Aim
Filter the entries below, keeping only lines with the word "teczkę".
═══ Data supplied
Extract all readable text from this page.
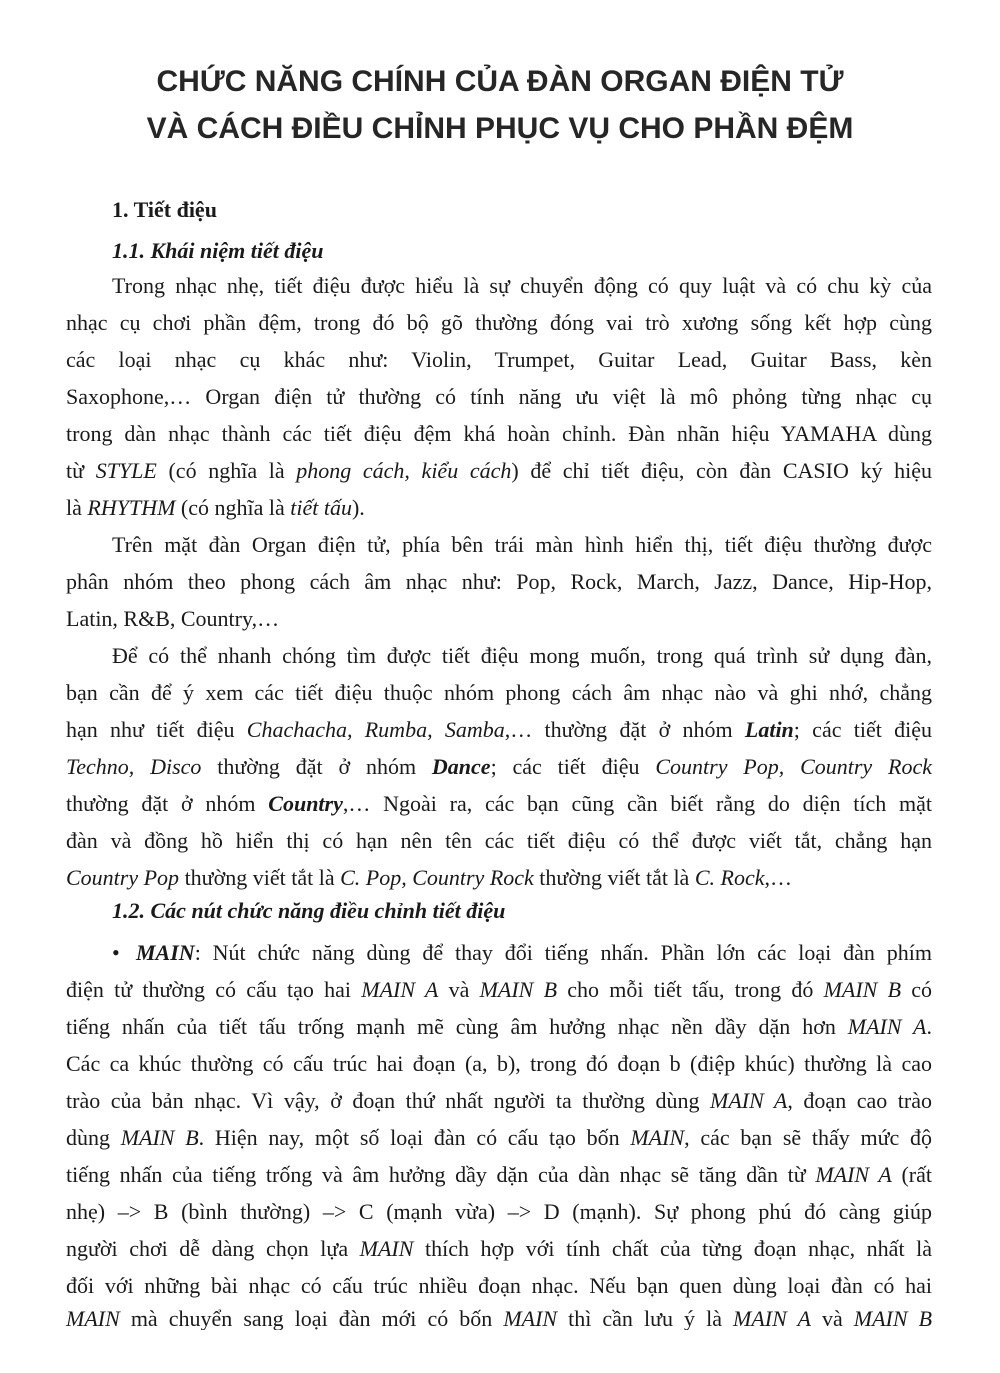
CHỨC NĂNG CHÍNH CỦA ĐÀN ORGAN ĐIỆN TỬ
VÀ CÁCH ĐIỀU CHỈNH PHỤC VỤ CHO PHẦN ĐỆM
1. Tiết điệu
1.1. Khái niệm tiết điệu

Trong nhạc nhẹ, tiết điệu được hiểu là sự chuyển động có quy luật và có chu kỳ của

nhạc cụ chơi phần đệm, trong đó bộ gõ thường đóng vai trò xương sống kết hợp cùng

các loại nhạc cụ khác như: Violin, Trumpet, Guitar Lead, Guitar Bass, kèn

Saxophone,… Organ điện tử thường có tính năng ưu việt là mô phỏng từng nhạc cụ

trong dàn nhạc thành các tiết điệu đệm khá hoàn chỉnh. Đàn nhãn hiệu YAMAHA dùng

từ STYLE (có nghĩa là phong cách, kiểu cách) để chỉ tiết điệu, còn đàn CASIO ký hiệu

là RHYTHM (có nghĩa là tiết tấu).

Trên mặt đàn Organ điện tử, phía bên trái màn hình hiển thị, tiết điệu thường được

phân nhóm theo phong cách âm nhạc như: Pop, Rock, March, Jazz, Dance, Hip-Hop,

Latin, R&B, Country,…

Để có thể nhanh chóng tìm được tiết điệu mong muốn, trong quá trình sử dụng đàn,

bạn cần để ý xem các tiết điệu thuộc nhóm phong cách âm nhạc nào và ghi nhớ, chẳng

hạn như tiết điệu Chachacha, Rumba, Samba,… thường đặt ở nhóm Latin; các tiết điệu

Techno, Disco thường đặt ở nhóm Dance; các tiết điệu Country Pop, Country Rock

thường đặt ở nhóm Country,… Ngoài ra, các bạn cũng cần biết rằng do diện tích mặt

đàn và đồng hồ hiển thị có hạn nên tên các tiết điệu có thể được viết tắt, chẳng hạn

Country Pop thường viết tắt là C. Pop, Country Rock thường viết tắt là C. Rock,…

1.2. Các nút chức năng điều chỉnh tiết điệu
• MAIN: Nút chức năng dùng để thay đổi tiếng nhấn. Phần lớn các loại đàn phím

điện tử thường có cấu tạo hai MAIN A và MAIN B cho mỗi tiết tấu, trong đó MAIN B có

tiếng nhấn của tiết tấu trống mạnh mẽ cùng âm hưởng nhạc nền dầy dặn hơn MAIN A.

Các ca khúc thường có cấu trúc hai đoạn (a, b), trong đó đoạn b (điệp khúc) thường là cao

trào của bản nhạc. Vì vậy, ở đoạn thứ nhất người ta thường dùng MAIN A, đoạn cao trào

dùng MAIN B. Hiện nay, một số loại đàn có cấu tạo bốn MAIN, các bạn sẽ thấy mức độ

tiếng nhấn của tiếng trống và âm hưởng dầy dặn của dàn nhạc sẽ tăng dần từ MAIN A (rất

nhẹ) –> B (bình thường) –> C (mạnh vừa) –> D (mạnh). Sự phong phú đó càng giúp

người chơi dễ dàng chọn lựa MAIN thích hợp với tính chất của từng đoạn nhạc, nhất là

đối với những bài nhạc có cấu trúc nhiều đoạn nhạc. Nếu bạn quen dùng loại đàn có hai

MAIN mà chuyển sang loại đàn mới có bốn MAIN thì cần lưu ý là MAIN A và MAIN B
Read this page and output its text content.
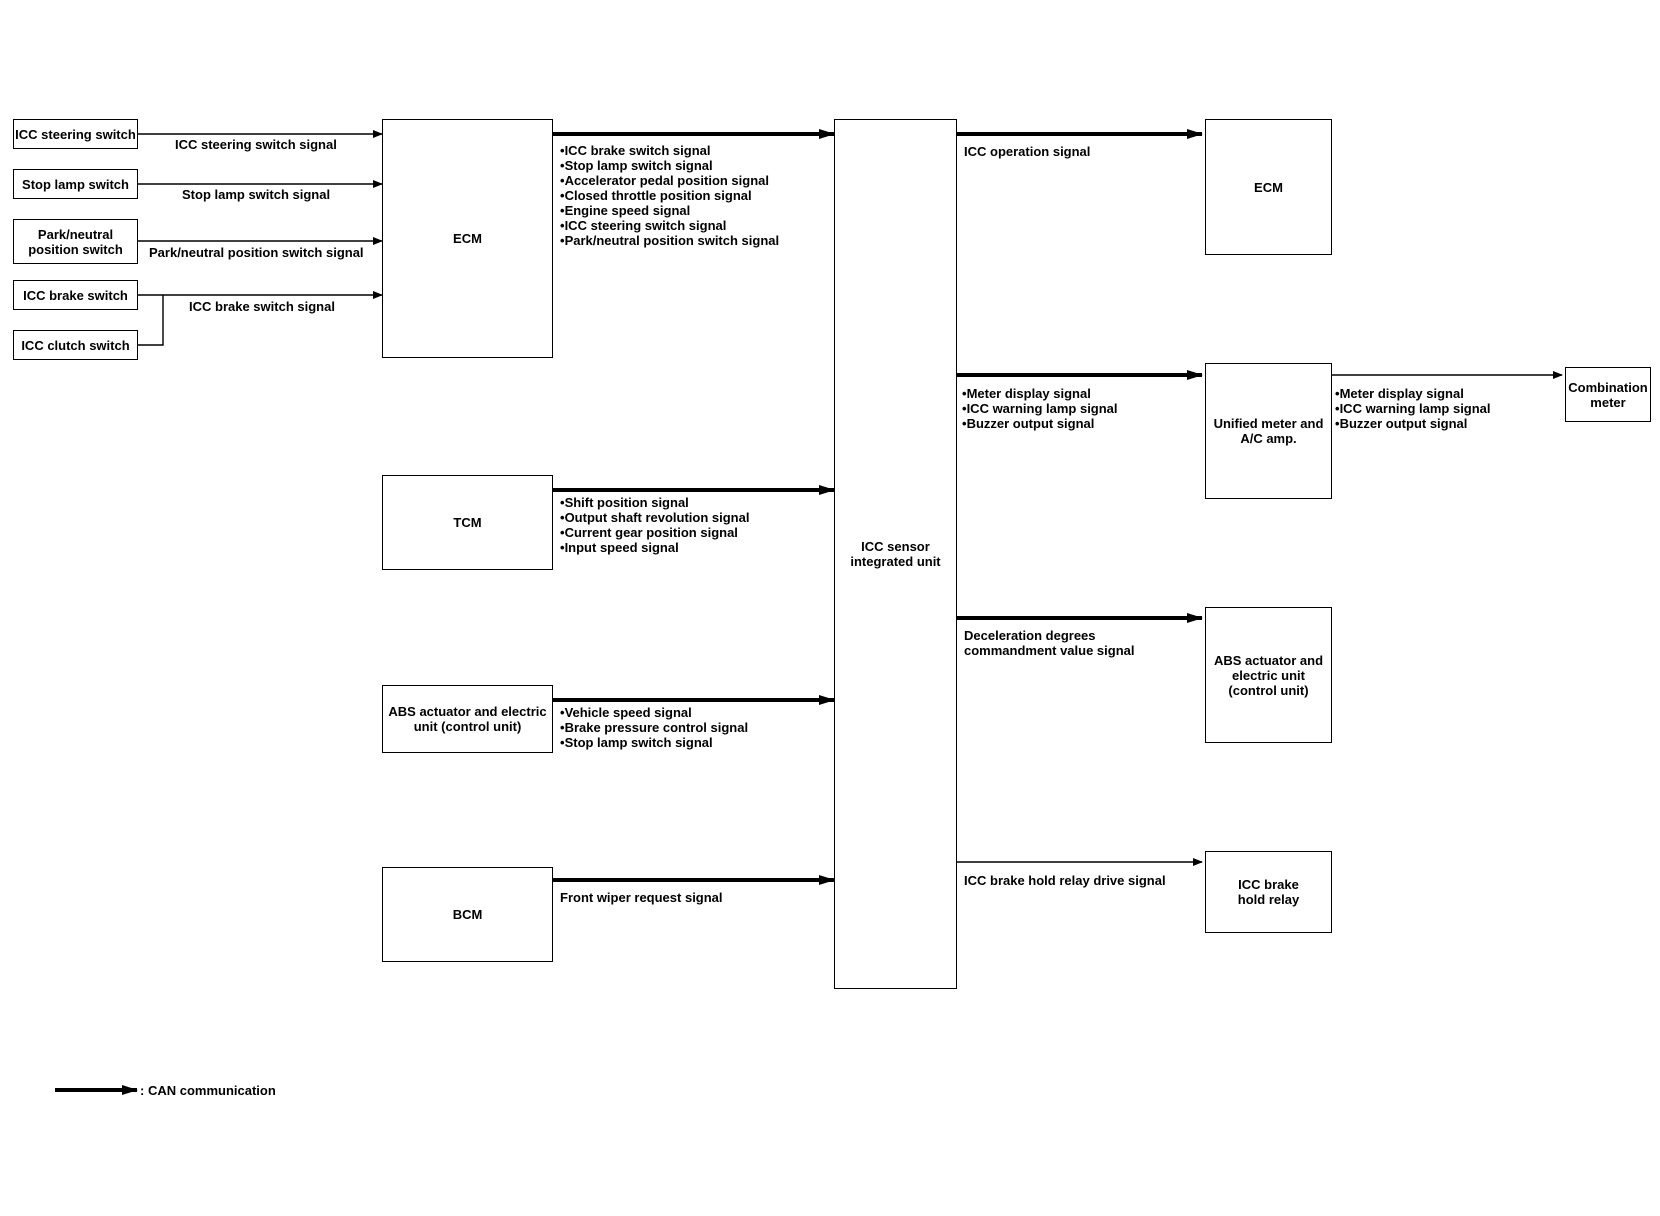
ICC steering switch
Stop lamp switch
Park/neutral position switch
ICC brake switch
ICC clutch switch
ICC steering switch signal
Stop lamp switch signal
Park/neutral position switch signal
ICC brake switch signal
ECM
TCM
ABS actuator and electric unit (control unit)
BCM
• ICC brake switch signal
• Stop lamp switch signal
• Accelerator pedal position signal
• Closed throttle position signal
• Engine speed signal
• ICC steering switch signal
• Park/neutral position switch signal
• Shift position signal
• Output shaft revolution signal
• Current gear position signal
• Input speed signal
• Vehicle speed signal
• Brake pressure control signal
• Stop lamp switch signal
Front wiper request signal
ICC sensor integrated unit
ICC operation signal
• Meter display signal
• ICC warning lamp signal
• Buzzer output signal
Deceleration degrees commandment value signal
ICC brake hold relay drive signal
ECM
Unified meter and A/C amp.
ABS actuator and electric unit (control unit)
ICC brake hold relay
Combination meter
• Meter display signal
• ICC warning lamp signal
• Buzzer output signal
: CAN communication
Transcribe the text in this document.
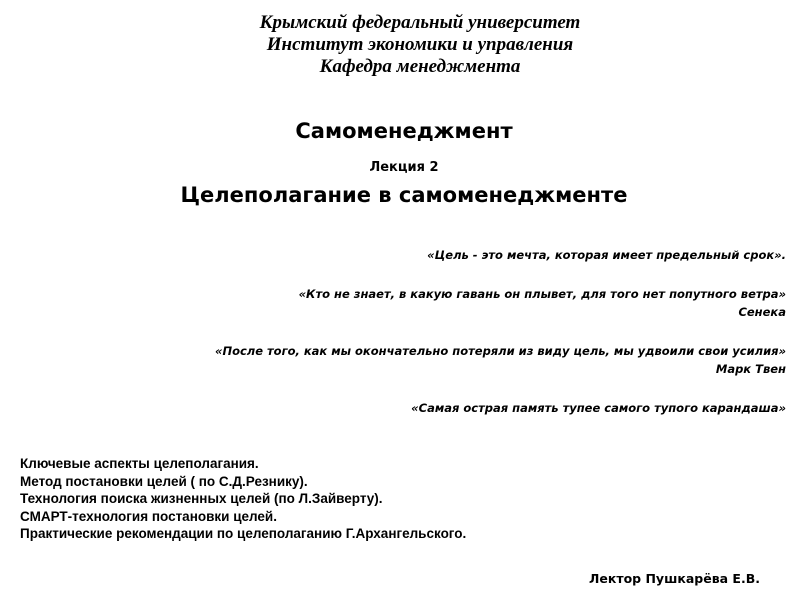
Крымский федеральный университет
Институт экономики и управления
Кафедра менеджмента
Самоменеджмент
Лекция 2
Целеполагание в самоменеджменте
«Цель - это мечта, которая имеет предельный срок».
«Кто не знает, в какую гавань он плывет, для того нет попутного ветра»
Сенека
«После того, как мы окончательно потеряли из виду цель, мы удвоили свои усилия»
Марк Твен
«Самая острая память тупее самого тупого карандаша»
Ключевые аспекты целеполагания.
Метод постановки целей ( по С.Д.Резнику).
Технология поиска жизненных целей (по Л.Зайверту).
СМАРТ-технология постановки целей.
Практические рекомендации по целеполаганию Г.Архангельского.
Лектор Пушкарёва Е.В.
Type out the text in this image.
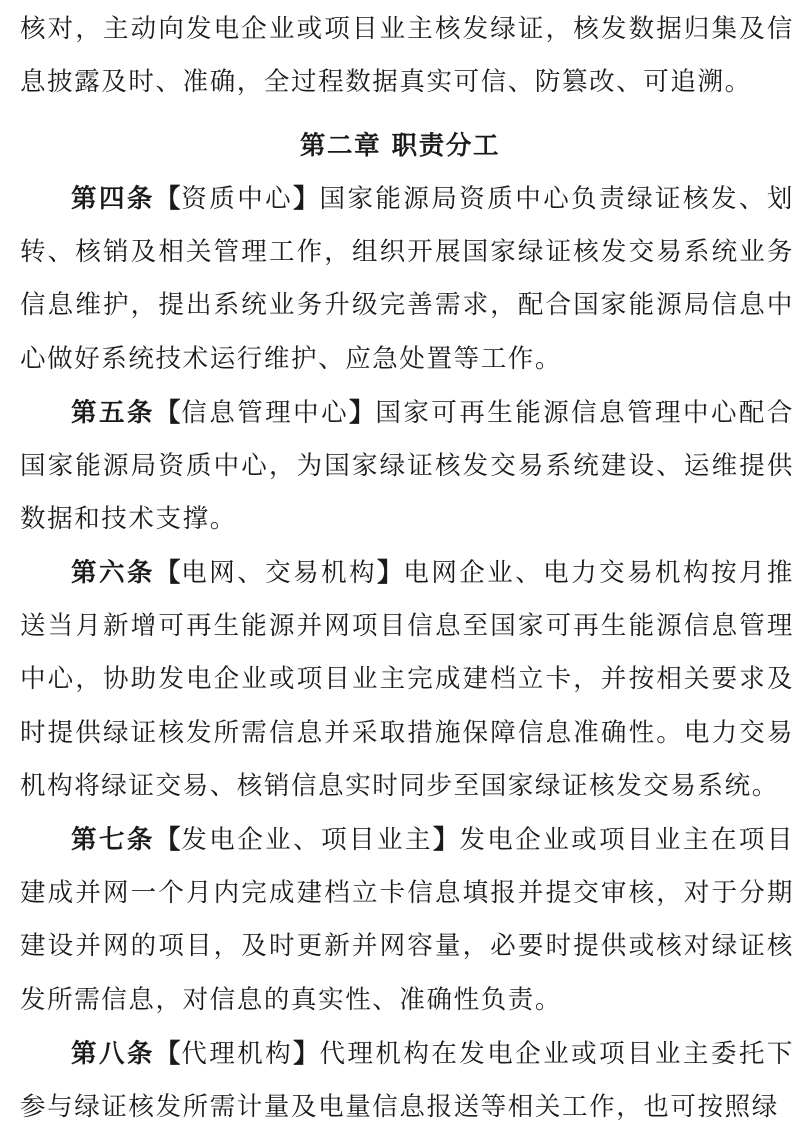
核对，主动向发电企业或项目业主核发绿证，核发数据归集及信息披露及时、准确，全过程数据真实可信、防篡改、可追溯。

第二章 职责分工

第四条【资质中心】国家能源局资质中心负责绿证核发、划转、核销及相关管理工作，组织开展国家绿证核发交易系统业务信息维护，提出系统业务升级完善需求，配合国家能源局信息中心做好系统技术运行维护、应急处置等工作。

第五条【信息管理中心】国家可再生能源信息管理中心配合国家能源局资质中心，为国家绿证核发交易系统建设、运维提供数据和技术支撑。

第六条【电网、交易机构】电网企业、电力交易机构按月推送当月新增可再生能源并网项目信息至国家可再生能源信息管理中心，协助发电企业或项目业主完成建档立卡，并按相关要求及时提供绿证核发所需信息并采取措施保障信息准确性。电力交易机构将绿证交易、核销信息实时同步至国家绿证核发交易系统。

第七条【发电企业、项目业主】发电企业或项目业主在项目建成并网一个月内完成建档立卡信息填报并提交审核，对于分期建设并网的项目，及时更新并网容量，必要时提供或核对绿证核发所需信息，对信息的真实性、准确性负责。

第八条【代理机构】代理机构在发电企业或项目业主委托下参与绿证核发所需计量及电量信息报送等相关工作，也可按照绿
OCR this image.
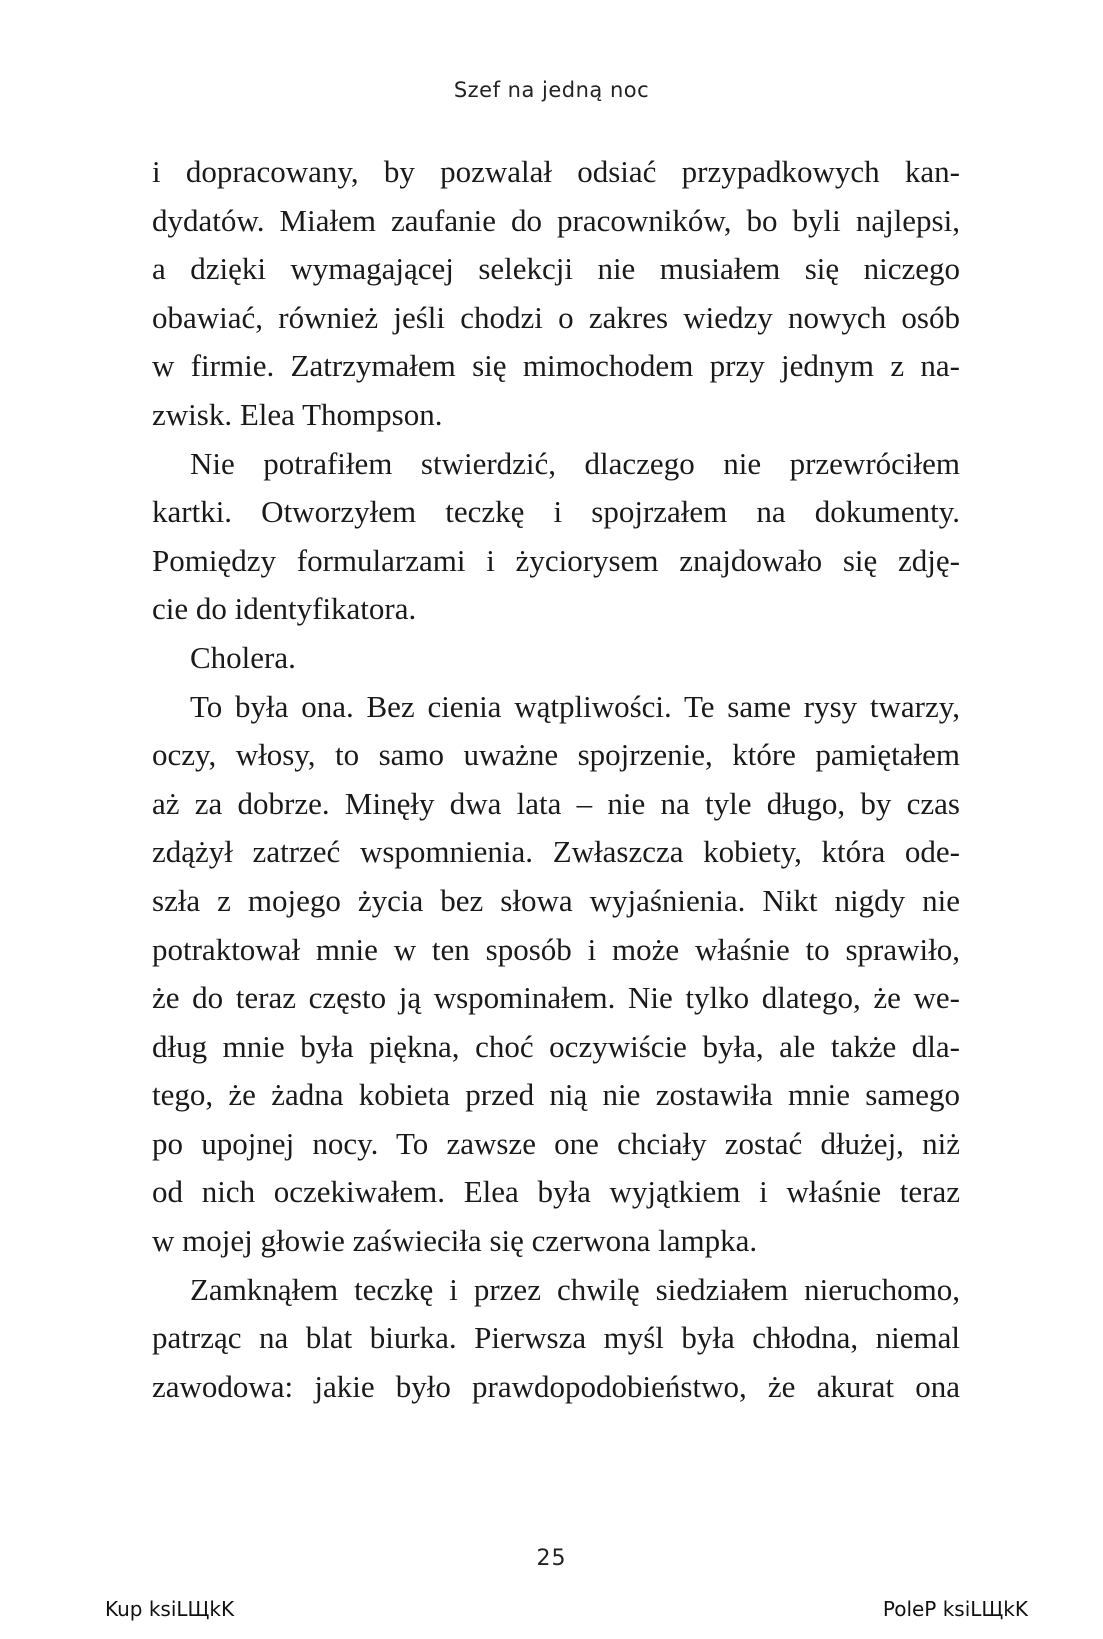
Szef na jedną noc

i dopracowany, by pozwalał odsiać przypadkowych kan-

dydatów. Miałem zaufanie do pracowników, bo byli najlepsi,

a dzięki wymagającej selekcji nie musiałem się niczego

obawiać, również jeśli chodzi o zakres wiedzy nowych osób

w firmie. Zatrzymałem się mimochodem przy jednym z na-

zwisk. Elea Thompson.

Nie potrafiłem stwierdzić, dlaczego nie przewróciłem

kartki. Otworzyłem teczkę i spojrzałem na dokumenty.

Pomiędzy formularzami i życiorysem znajdowało się zdję-

cie do identyfikatora.

Cholera.

To była ona. Bez cienia wątpliwości. Te same rysy twarzy,

oczy, włosy, to samo uważne spojrzenie, które pamiętałem

aż za dobrze. Minęły dwa lata – nie na tyle długo, by czas

zdążył zatrzeć wspomnienia. Zwłaszcza kobiety, która ode-

szła z mojego życia bez słowa wyjaśnienia. Nikt nigdy nie

potraktował mnie w ten sposób i może właśnie to sprawiło,

że do teraz często ją wspominałem. Nie tylko dlatego, że we-

dług mnie była piękna, choć oczywiście była, ale także dla-

tego, że żadna kobieta przed nią nie zostawiła mnie samego

po upojnej nocy. To zawsze one chciały zostać dłużej, niż

od nich oczekiwałem. Elea była wyjątkiem i właśnie teraz

w mojej głowie zaświeciła się czerwona lampka.

Zamknąłem teczkę i przez chwilę siedziałem nieruchomo,

patrząc na blat biurka. Pierwsza myśl była chłodna, niemal

zawodowa: jakie było prawdopodobieństwo, że akurat ona

25
Kup ksiLЩkK	PoleP ksiLЩkK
══════
Answer
kartki. Otworzyłem teczkę i spojrzałem na dokumenty.
Zamknąłem teczkę i przez chwilę siedziałem nieruchomo,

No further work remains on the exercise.